| Instruction |
Exactly repeat all the records below, omitting the images they hold.

| Exercise input |
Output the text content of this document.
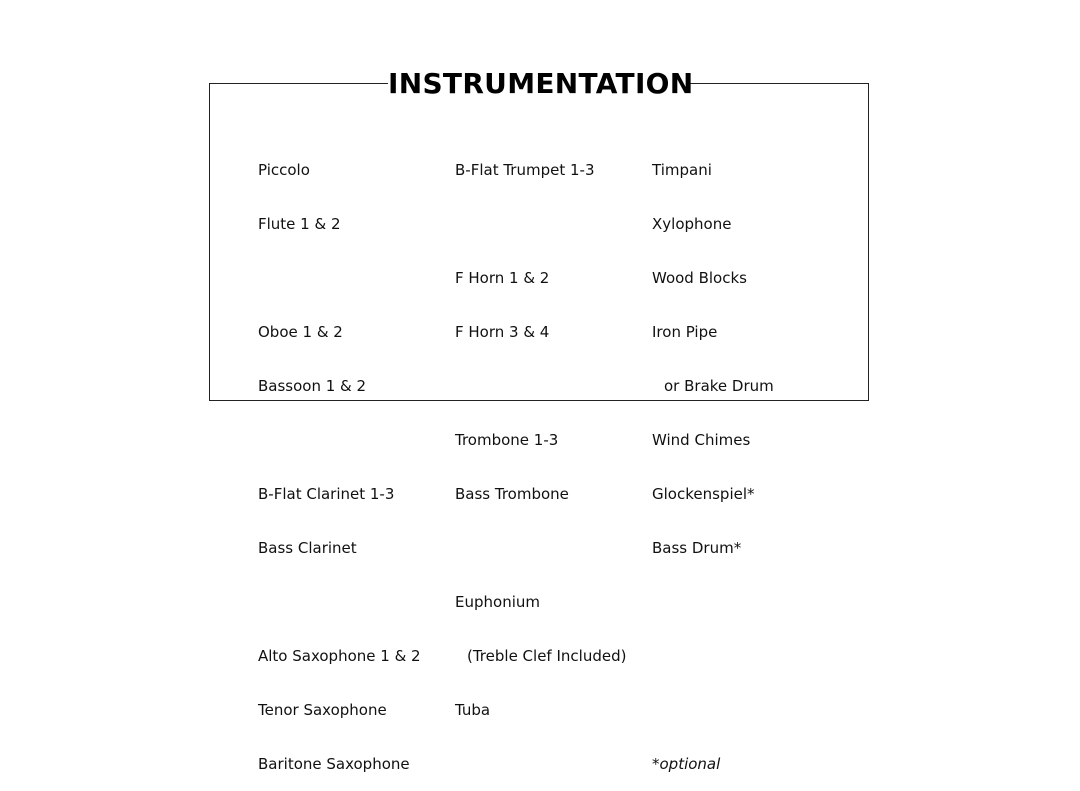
INSTRUMENTATION

Piccolo

Flute 1 & 2

Oboe 1 & 2

Bassoon 1 & 2

B-Flat Clarinet 1-3

Bass Clarinet

Alto Saxophone 1 & 2

Tenor Saxophone

Baritone Saxophone

B-Flat Trumpet 1-3

F Horn 1 & 2

F Horn 3 & 4

Trombone 1-3

Bass Trombone

Euphonium

(Treble Clef Included)

Tuba

Timpani

Xylophone

Wood Blocks

Iron Pipe

or Brake Drum

Wind Chimes

Glockenspiel*

Bass Drum*

*optional
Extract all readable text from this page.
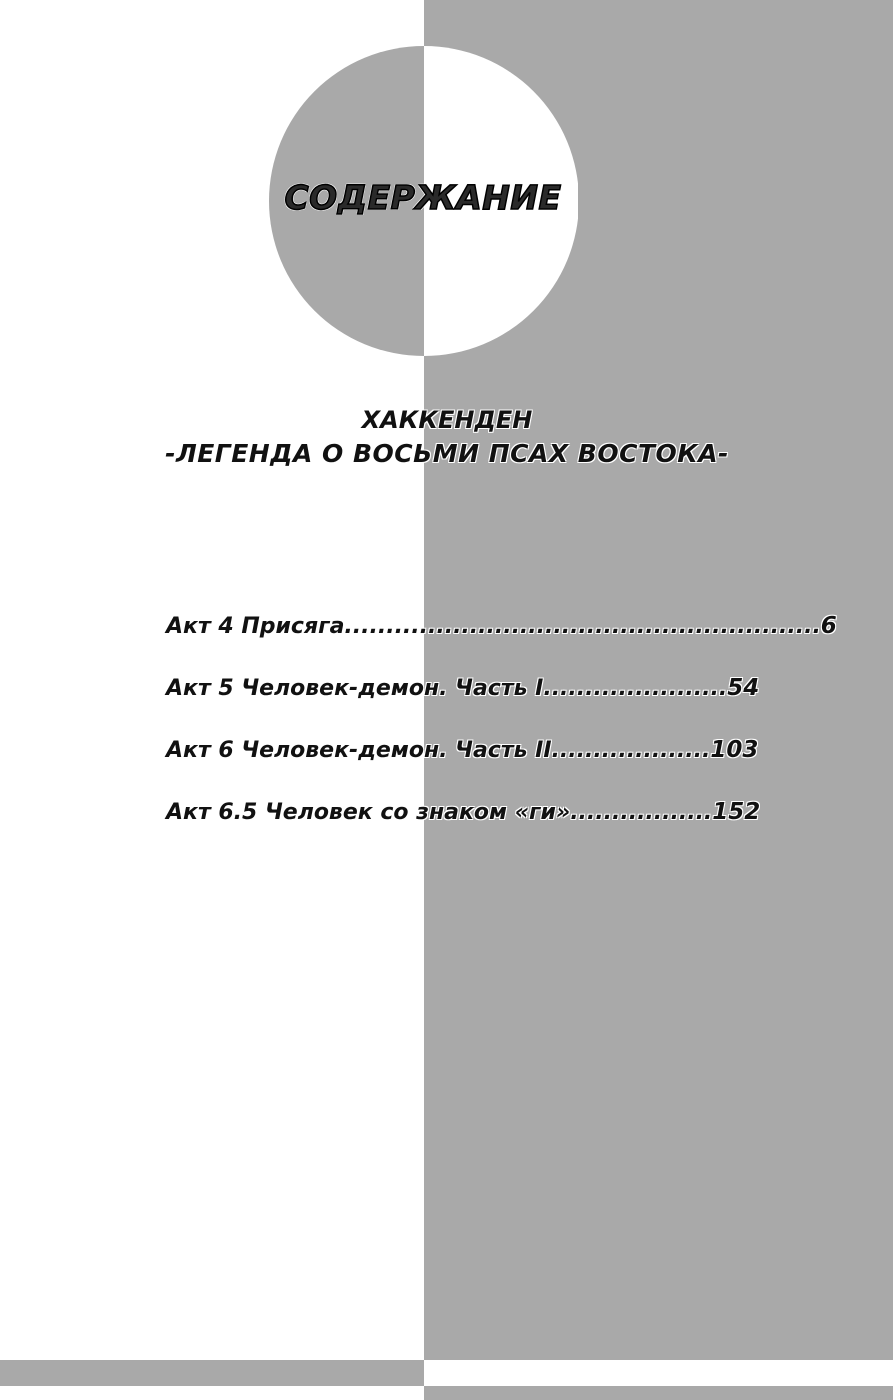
СОДЕРЖАНИЕ
ХАККЕНДЕН
-ЛЕГЕНДА О ВОСЬМИ ПСАХ ВОСТОКА-
Акт 4 Присяга ......................................................... 6
Акт 5 Человек-демон. Часть I ...................... 54
Акт 6 Человек-демон. Часть II ................... 103
Акт 6.5 Человек со знаком «ги» ................. 152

| Result of the exercise |
Output the text content of this document.
INSTRUMENTATION

Piccolo

Flute 1 & 2

Oboe 1 & 2

Bassoon 1 & 2

B-Flat Clarinet 1-3

Bass Clarinet

Alto Saxophone 1 & 2

Tenor Saxophone

Baritone Saxophone

B-Flat Trumpet 1-3

F Horn 1 & 2

F Horn 3 & 4

Trombone 1-3

Bass Trombone

Euphonium

(Treble Clef Included)

Tuba

Timpani

Xylophone

Wood Blocks

Iron Pipe

or Brake Drum

Wind Chimes

Glockenspiel*

Bass Drum*

*optional
Extract all readable text from this page.
СОДЕРЖАНИЕ
ХАККЕНДЕН
-ЛЕГЕНДА О ВОСЬМИ ПСАХ ВОСТОКА-
Акт 4 Присяга ......................................................... 6
Акт 5 Человек-демон. Часть I ...................... 54
Акт 6 Человек-демон. Часть II ................... 103
Акт 6.5 Человек со знаком «ги» ................. 152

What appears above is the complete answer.